__Available data__

** Start **

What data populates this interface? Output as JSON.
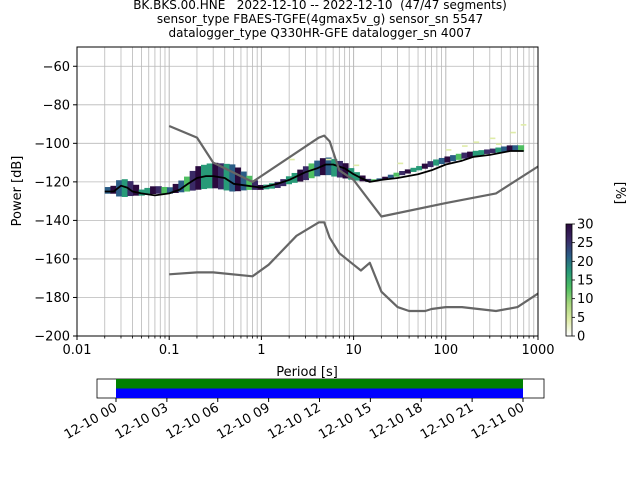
{
  "title_lines": [
    "BK.BKS.00.HNE   2022-12-10 -- 2022-12-10  (47/47 segments)",
    "sensor_type FBAES-TGFE(4gmax5v_g) sensor_sn 5547",
    "datalogger_type Q330HR-GFE datalogger_sn 4007"
  ],
  "chart_data": [
    {
      "type": "heatmap",
      "xlabel": "Period [s]",
      "ylabel": "Power [dB]",
      "x_scale": "log",
      "xlim": [
        0.01,
        1000
      ],
      "ylim": [
        -200,
        -50
      ],
      "xticks": [
        0.01,
        0.1,
        1,
        10,
        100,
        1000
      ],
      "xtick_labels": [
        "0.01",
        "0.1",
        "1",
        "10",
        "100",
        "1000"
      ],
      "yticks": [
        -200,
        -180,
        -160,
        -140,
        -120,
        -100,
        -80,
        -60
      ],
      "ytick_labels": [
        "−200",
        "−180",
        "−160",
        "−140",
        "−120",
        "−100",
        "−80",
        "−60"
      ],
      "grid": true,
      "colorbar": {
        "label": "[%]",
        "ticks": [
          0,
          5,
          10,
          15,
          20,
          25,
          30
        ],
        "range": [
          0,
          30
        ],
        "colors": [
          "#ffffff",
          "#dfeca8",
          "#a9d77e",
          "#4fbf62",
          "#289a78",
          "#2b5d86",
          "#3a2a66",
          "#2a0a3e"
        ]
      },
      "density_band": {
        "period": [
          0.02,
          0.025,
          0.03,
          0.04,
          0.05,
          0.07,
          0.1,
          0.15,
          0.2,
          0.3,
          0.5,
          0.7,
          1,
          1.5,
          2,
          3,
          4,
          5,
          6,
          8,
          10,
          15,
          20,
          30,
          50,
          70,
          100,
          150,
          200,
          300,
          500,
          700
        ],
        "low_db": [
          -126,
          -126,
          -128,
          -127,
          -127,
          -126,
          -126,
          -125,
          -124,
          -123,
          -125,
          -124,
          -124,
          -123,
          -121,
          -119,
          -117,
          -116,
          -117,
          -118,
          -119,
          -120,
          -119,
          -117,
          -114,
          -112,
          -110,
          -108,
          -107,
          -105,
          -104,
          -104
        ],
        "high_db": [
          -123,
          -122,
          -118,
          -120,
          -124,
          -122,
          -123,
          -118,
          -112,
          -110,
          -111,
          -116,
          -122,
          -120,
          -117,
          -112,
          -109,
          -107,
          -108,
          -110,
          -114,
          -119,
          -118,
          -115,
          -112,
          -109,
          -107,
          -105,
          -104,
          -103,
          -101,
          -101
        ]
      },
      "series": [
        {
          "name": "",
          "color": "#000000",
          "x": [
            0.02,
            0.025,
            0.03,
            0.035,
            0.04,
            0.05,
            0.07,
            0.1,
            0.13,
            0.16,
            0.2,
            0.25,
            0.3,
            0.4,
            0.5,
            0.7,
            1,
            1.5,
            2,
            3,
            4,
            5,
            6,
            8,
            10,
            12,
            15,
            20,
            30,
            50,
            70,
            100,
            150,
            200,
            300,
            500,
            700
          ],
          "y": [
            -125,
            -125,
            -122,
            -123,
            -125,
            -126,
            -127,
            -126,
            -124,
            -121,
            -118,
            -117,
            -117,
            -118,
            -121,
            -122,
            -123,
            -121,
            -119,
            -115,
            -113,
            -111,
            -111,
            -113,
            -116,
            -118,
            -120,
            -119,
            -118,
            -116,
            -114,
            -111,
            -109,
            -107,
            -106,
            -104,
            -104
          ]
        },
        {
          "name": "",
          "color": "#666666",
          "x": [
            0.1,
            0.2,
            0.3,
            0.8,
            4.2,
            4.8,
            5.5,
            7,
            10,
            20,
            100,
            350,
            1000
          ],
          "y": [
            -91,
            -97,
            -110,
            -120,
            -97,
            -96,
            -99,
            -114,
            -119,
            -138,
            -131,
            -126,
            -112
          ]
        },
        {
          "name": "",
          "color": "#666666",
          "x": [
            0.1,
            0.2,
            0.3,
            0.8,
            1.2,
            2.4,
            4.2,
            4.8,
            5.5,
            7,
            10,
            12,
            15,
            20,
            30,
            40,
            60,
            70,
            100,
            150,
            350,
            600,
            1000
          ],
          "y": [
            -168,
            -167,
            -167,
            -169,
            -163,
            -148,
            -141,
            -141,
            -149,
            -157,
            -163,
            -166,
            -162,
            -177,
            -185,
            -187,
            -187,
            -186,
            -185,
            -185,
            -187,
            -185,
            -178
          ]
        }
      ]
    },
    {
      "type": "bar",
      "xlim": [
        "12-10 00",
        "12-11 00"
      ],
      "xtick_labels": [
        "12-10 00",
        "12-10 03",
        "12-10 06",
        "12-10 09",
        "12-10 12",
        "12-10 15",
        "12-10 18",
        "12-10 21",
        "12-11 00"
      ],
      "series": [
        {
          "name": "",
          "color": "#008000",
          "start_hours": 0,
          "end_hours": 24
        },
        {
          "name": "",
          "color": "#0000ff",
          "start_hours": 0,
          "end_hours": 24
        }
      ]
    }
  ]
}
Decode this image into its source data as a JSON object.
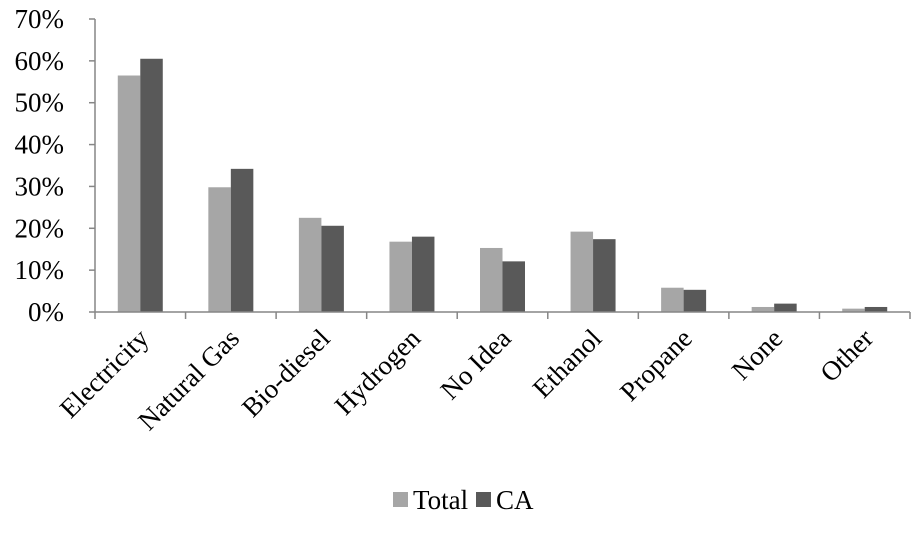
{
  "chart_data": {
    "type": "bar",
    "categories": [
      "Electricity",
      "Natural Gas",
      "Bio-diesel",
      "Hydrogen",
      "No Idea",
      "Ethanol",
      "Propane",
      "None",
      "Other"
    ],
    "series": [
      {
        "name": "Total",
        "values": [
          56.5,
          29.8,
          22.5,
          16.8,
          15.3,
          19.2,
          5.8,
          1.2,
          0.8
        ],
        "color": "#a6a6a6"
      },
      {
        "name": "CA",
        "values": [
          60.5,
          34.2,
          20.6,
          18.0,
          12.1,
          17.4,
          5.3,
          2.0,
          1.2
        ],
        "color": "#595959"
      }
    ],
    "yticks": [
      "0%",
      "10%",
      "20%",
      "30%",
      "40%",
      "50%",
      "60%",
      "70%"
    ],
    "ylim": [
      0,
      70
    ],
    "title": "",
    "xlabel": "",
    "ylabel": "",
    "grid": false,
    "legend_position": "bottom"
  }
}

** End **

__Description of the task__
Print the entries above exactly, taking out only the pictures.

__Response to the task__
What data populates this interface? Output as JSON.
{
  "title_lines": [
    "BK.BKS.00.HNE   2022-12-10 -- 2022-12-10  (47/47 segments)",
    "sensor_type FBAES-TGFE(4gmax5v_g) sensor_sn 5547",
    "datalogger_type Q330HR-GFE datalogger_sn 4007"
  ],
  "chart_data": [
    {
      "type": "heatmap",
      "xlabel": "Period [s]",
      "ylabel": "Power [dB]",
      "x_scale": "log",
      "xlim": [
        0.01,
        1000
      ],
      "ylim": [
        -200,
        -50
      ],
      "xticks": [
        0.01,
        0.1,
        1,
        10,
        100,
        1000
      ],
      "xtick_labels": [
        "0.01",
        "0.1",
        "1",
        "10",
        "100",
        "1000"
      ],
      "yticks": [
        -200,
        -180,
        -160,
        -140,
        -120,
        -100,
        -80,
        -60
      ],
      "ytick_labels": [
        "−200",
        "−180",
        "−160",
        "−140",
        "−120",
        "−100",
        "−80",
        "−60"
      ],
      "grid": true,
      "colorbar": {
        "label": "[%]",
        "ticks": [
          0,
          5,
          10,
          15,
          20,
          25,
          30
        ],
        "range": [
          0,
          30
        ],
        "colors": [
          "#ffffff",
          "#dfeca8",
          "#a9d77e",
          "#4fbf62",
          "#289a78",
          "#2b5d86",
          "#3a2a66",
          "#2a0a3e"
        ]
      },
      "density_band": {
        "period": [
          0.02,
          0.025,
          0.03,
          0.04,
          0.05,
          0.07,
          0.1,
          0.15,
          0.2,
          0.3,
          0.5,
          0.7,
          1,
          1.5,
          2,
          3,
          4,
          5,
          6,
          8,
          10,
          15,
          20,
          30,
          50,
          70,
          100,
          150,
          200,
          300,
          500,
          700
        ],
        "low_db": [
          -126,
          -126,
          -128,
          -127,
          -127,
          -126,
          -126,
          -125,
          -124,
          -123,
          -125,
          -124,
          -124,
          -123,
          -121,
          -119,
          -117,
          -116,
          -117,
          -118,
          -119,
          -120,
          -119,
          -117,
          -114,
          -112,
          -110,
          -108,
          -107,
          -105,
          -104,
          -104
        ],
        "high_db": [
          -123,
          -122,
          -118,
          -120,
          -124,
          -122,
          -123,
          -118,
          -112,
          -110,
          -111,
          -116,
          -122,
          -120,
          -117,
          -112,
          -109,
          -107,
          -108,
          -110,
          -114,
          -119,
          -118,
          -115,
          -112,
          -109,
          -107,
          -105,
          -104,
          -103,
          -101,
          -101
        ]
      },
      "series": [
        {
          "name": "",
          "color": "#000000",
          "x": [
            0.02,
            0.025,
            0.03,
            0.035,
            0.04,
            0.05,
            0.07,
            0.1,
            0.13,
            0.16,
            0.2,
            0.25,
            0.3,
            0.4,
            0.5,
            0.7,
            1,
            1.5,
            2,
            3,
            4,
            5,
            6,
            8,
            10,
            12,
            15,
            20,
            30,
            50,
            70,
            100,
            150,
            200,
            300,
            500,
            700
          ],
          "y": [
            -125,
            -125,
            -122,
            -123,
            -125,
            -126,
            -127,
            -126,
            -124,
            -121,
            -118,
            -117,
            -117,
            -118,
            -121,
            -122,
            -123,
            -121,
            -119,
            -115,
            -113,
            -111,
            -111,
            -113,
            -116,
            -118,
            -120,
            -119,
            -118,
            -116,
            -114,
            -111,
            -109,
            -107,
            -106,
            -104,
            -104
          ]
        },
        {
          "name": "",
          "color": "#666666",
          "x": [
            0.1,
            0.2,
            0.3,
            0.8,
            4.2,
            4.8,
            5.5,
            7,
            10,
            20,
            100,
            350,
            1000
          ],
          "y": [
            -91,
            -97,
            -110,
            -120,
            -97,
            -96,
            -99,
            -114,
            -119,
            -138,
            -131,
            -126,
            -112
          ]
        },
        {
          "name": "",
          "color": "#666666",
          "x": [
            0.1,
            0.2,
            0.3,
            0.8,
            1.2,
            2.4,
            4.2,
            4.8,
            5.5,
            7,
            10,
            12,
            15,
            20,
            30,
            40,
            60,
            70,
            100,
            150,
            350,
            600,
            1000
          ],
          "y": [
            -168,
            -167,
            -167,
            -169,
            -163,
            -148,
            -141,
            -141,
            -149,
            -157,
            -163,
            -166,
            -162,
            -177,
            -185,
            -187,
            -187,
            -186,
            -185,
            -185,
            -187,
            -185,
            -178
          ]
        }
      ]
    },
    {
      "type": "bar",
      "xlim": [
        "12-10 00",
        "12-11 00"
      ],
      "xtick_labels": [
        "12-10 00",
        "12-10 03",
        "12-10 06",
        "12-10 09",
        "12-10 12",
        "12-10 15",
        "12-10 18",
        "12-10 21",
        "12-11 00"
      ],
      "series": [
        {
          "name": "",
          "color": "#008000",
          "start_hours": 0,
          "end_hours": 24
        },
        {
          "name": "",
          "color": "#0000ff",
          "start_hours": 0,
          "end_hours": 24
        }
      ]
    }
  ]
}
Decode this image into its source data as a JSON object.
{
  "chart_data": {
    "type": "bar",
    "categories": [
      "Electricity",
      "Natural Gas",
      "Bio-diesel",
      "Hydrogen",
      "No Idea",
      "Ethanol",
      "Propane",
      "None",
      "Other"
    ],
    "series": [
      {
        "name": "Total",
        "values": [
          56.5,
          29.8,
          22.5,
          16.8,
          15.3,
          19.2,
          5.8,
          1.2,
          0.8
        ],
        "color": "#a6a6a6"
      },
      {
        "name": "CA",
        "values": [
          60.5,
          34.2,
          20.6,
          18.0,
          12.1,
          17.4,
          5.3,
          2.0,
          1.2
        ],
        "color": "#595959"
      }
    ],
    "yticks": [
      "0%",
      "10%",
      "20%",
      "30%",
      "40%",
      "50%",
      "60%",
      "70%"
    ],
    "ylim": [
      0,
      70
    ],
    "title": "",
    "xlabel": "",
    "ylabel": "",
    "grid": false,
    "legend_position": "bottom"
  }
}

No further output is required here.